▸ **GOAL OF THE EXERCISE**
Read through the records below and copy each line that uses the word "amplifier".
╔══
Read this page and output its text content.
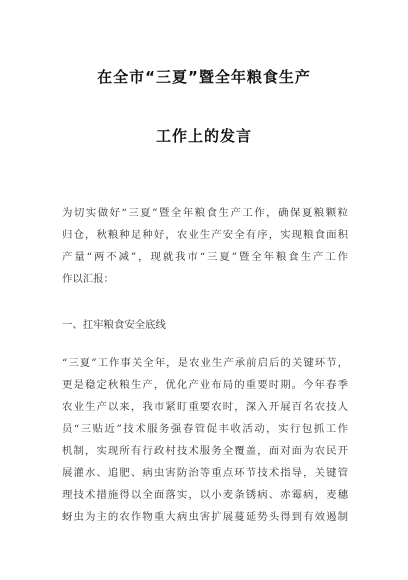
在全市“三夏”暨全年粮食生产
工作上的发言
为切实做好“三夏”暨全年粮食生产工作，确保夏粮颗粒
归仓，秋粮种足种好，农业生产安全有序，实现粮食面积
产量“两不减”，现就我市“三夏”暨全年粮食生产工作
作以汇报：
一、扛牢粮食安全底线
“三夏”工作事关全年，是农业生产承前启后的关键环节，
更是稳定秋粮生产，优化产业布局的重要时期。今年春季
农业生产以来，我市紧盯重要农时，深入开展百名农技人
员“三贴近”技术服务强春管促丰收活动，实行包抓工作
机制，实现所有行政村技术服务全覆盖，面对面为农民开
展灌水、追肥、病虫害防治等重点环节技术指导，关键管
理技术措施得以全面落实，以小麦条锈病、赤霉病，麦穗
蚜虫为主的农作物重大病虫害扩展蔓延势头得到有效遏制
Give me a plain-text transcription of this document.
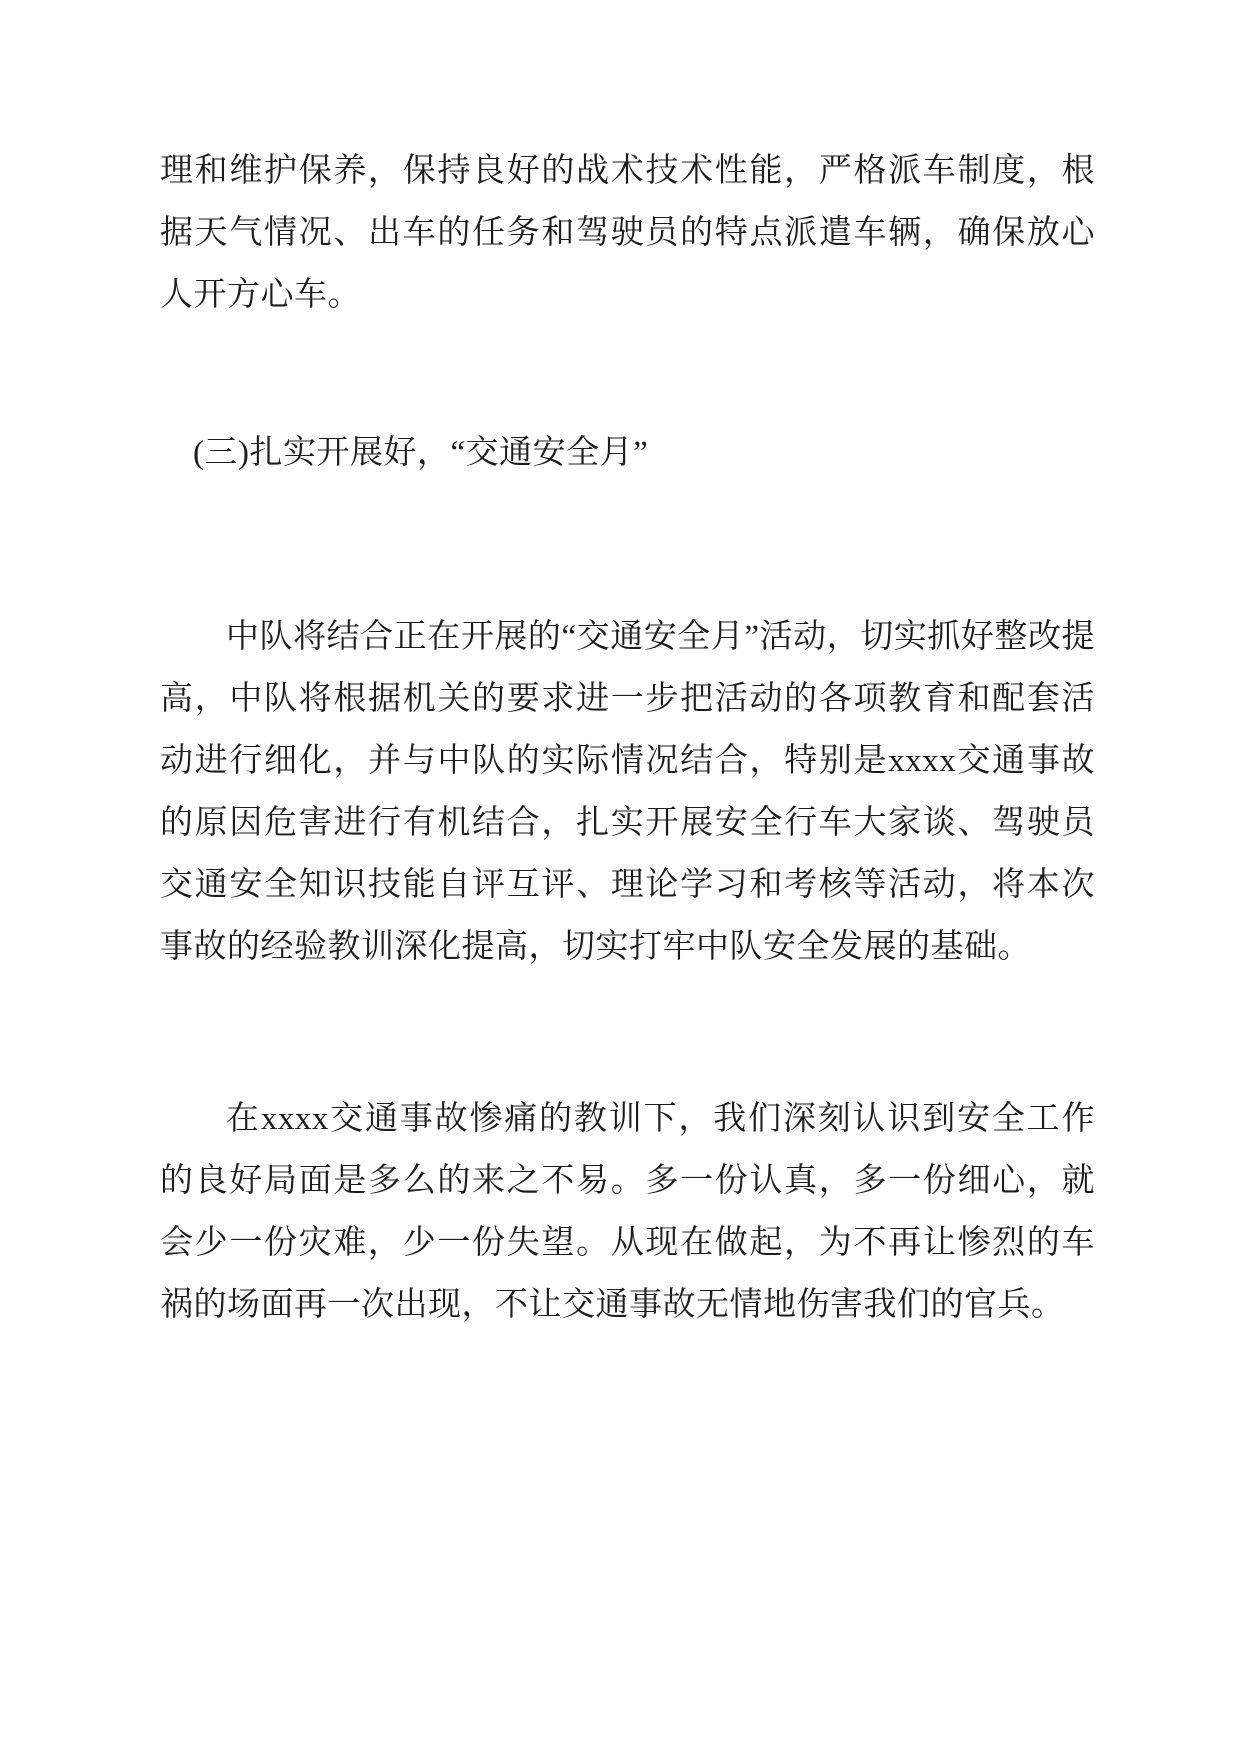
理和维护保养，保持良好的战术技术性能，严格派车制度，根据天气情况、出车的任务和驾驶员的特点派遣车辆，确保放心人开方心车。

(三)扎实开展好，“交通安全月”

中队将结合正在开展的“交通安全月”活动，切实抓好整改提高，中队将根据机关的要求进一步把活动的各项教育和配套活动进行细化，并与中队的实际情况结合，特别是xxxx交通事故的原因危害进行有机结合，扎实开展安全行车大家谈、驾驶员交通安全知识技能自评互评、理论学习和考核等活动，将本次事故的经验教训深化提高，切实打牢中队安全发展的基础。

在xxxx交通事故惨痛的教训下，我们深刻认识到安全工作的良好局面是多么的来之不易。多一份认真，多一份细心，就会少一份灾难，少一份失望。从现在做起，为不再让惨烈的车祸的场面再一次出现，不让交通事故无情地伤害我们的官兵。
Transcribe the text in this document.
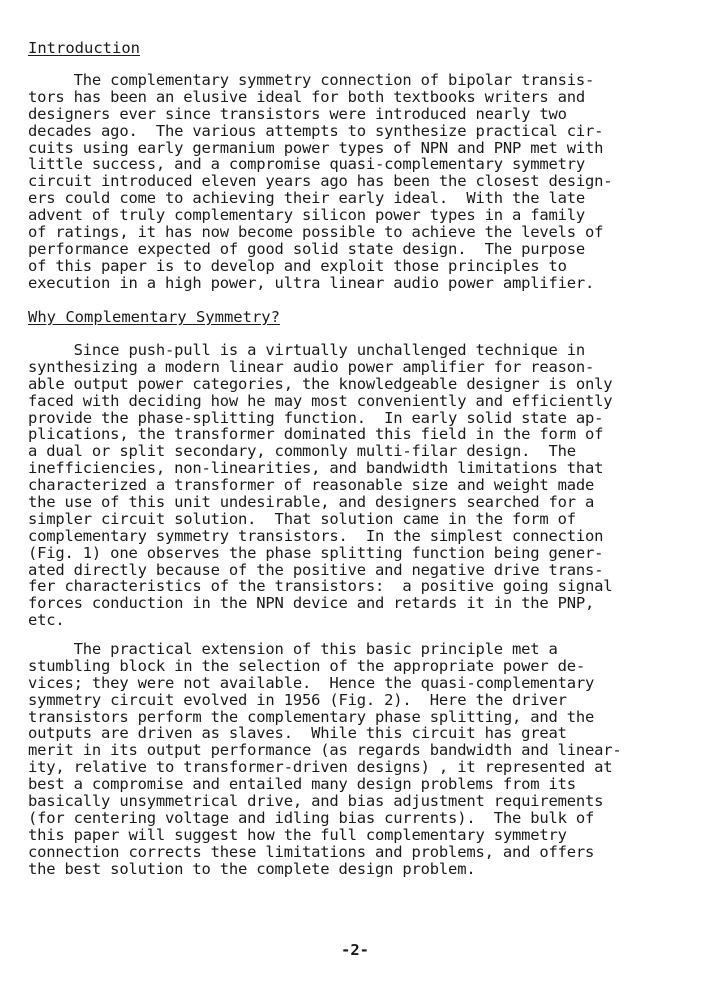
Introduction
The complementary symmetry connection of bipolar transis-
tors has been an elusive ideal for both textbooks writers and
designers ever since transistors were introduced nearly two
decades ago.  The various attempts to synthesize practical cir-
cuits using early germanium power types of NPN and PNP met with
little success, and a compromise quasi-complementary symmetry
circuit introduced eleven years ago has been the closest design-
ers could come to achieving their early ideal.  With the late
advent of truly complementary silicon power types in a family
of ratings, it has now become possible to achieve the levels of
performance expected of good solid state design.  The purpose
of this paper is to develop and exploit those principles to
execution in a high power, ultra linear audio power amplifier.
Why Complementary Symmetry?
Since push-pull is a virtually unchallenged technique in
synthesizing a modern linear audio power amplifier for reason-
able output power categories, the knowledgeable designer is only
faced with deciding how he may most conveniently and efficiently
provide the phase-splitting function.  In early solid state ap-
plications, the transformer dominated this field in the form of
a dual or split secondary, commonly multi-filar design.  The
inefficiencies, non-linearities, and bandwidth limitations that
characterized a transformer of reasonable size and weight made
the use of this unit undesirable, and designers searched for a
simpler circuit solution.  That solution came in the form of
complementary symmetry transistors.  In the simplest connection
(Fig. 1) one observes the phase splitting function being gener-
ated directly because of the positive and negative drive trans-
fer characteristics of the transistors:  a positive going signal
forces conduction in the NPN device and retards it in the PNP,
etc.
The practical extension of this basic principle met a
stumbling block in the selection of the appropriate power de-
vices; they were not available.  Hence the quasi-complementary
symmetry circuit evolved in 1956 (Fig. 2).  Here the driver
transistors perform the complementary phase splitting, and the
outputs are driven as slaves.  While this circuit has great
merit in its output performance (as regards bandwidth and linear-
ity, relative to transformer-driven designs) , it represented at
best a compromise and entailed many design problems from its
basically unsymmetrical drive, and bias adjustment requirements
(for centering voltage and idling bias currents).  The bulk of
this paper will suggest how the full complementary symmetry
connection corrects these limitations and problems, and offers
the best solution to the complete design problem.
-2-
╚══
▸ **WRITTEN SOLUTION**
execution in a high power, ultra linear audio power amplifier.
synthesizing a modern linear audio power amplifier for reason-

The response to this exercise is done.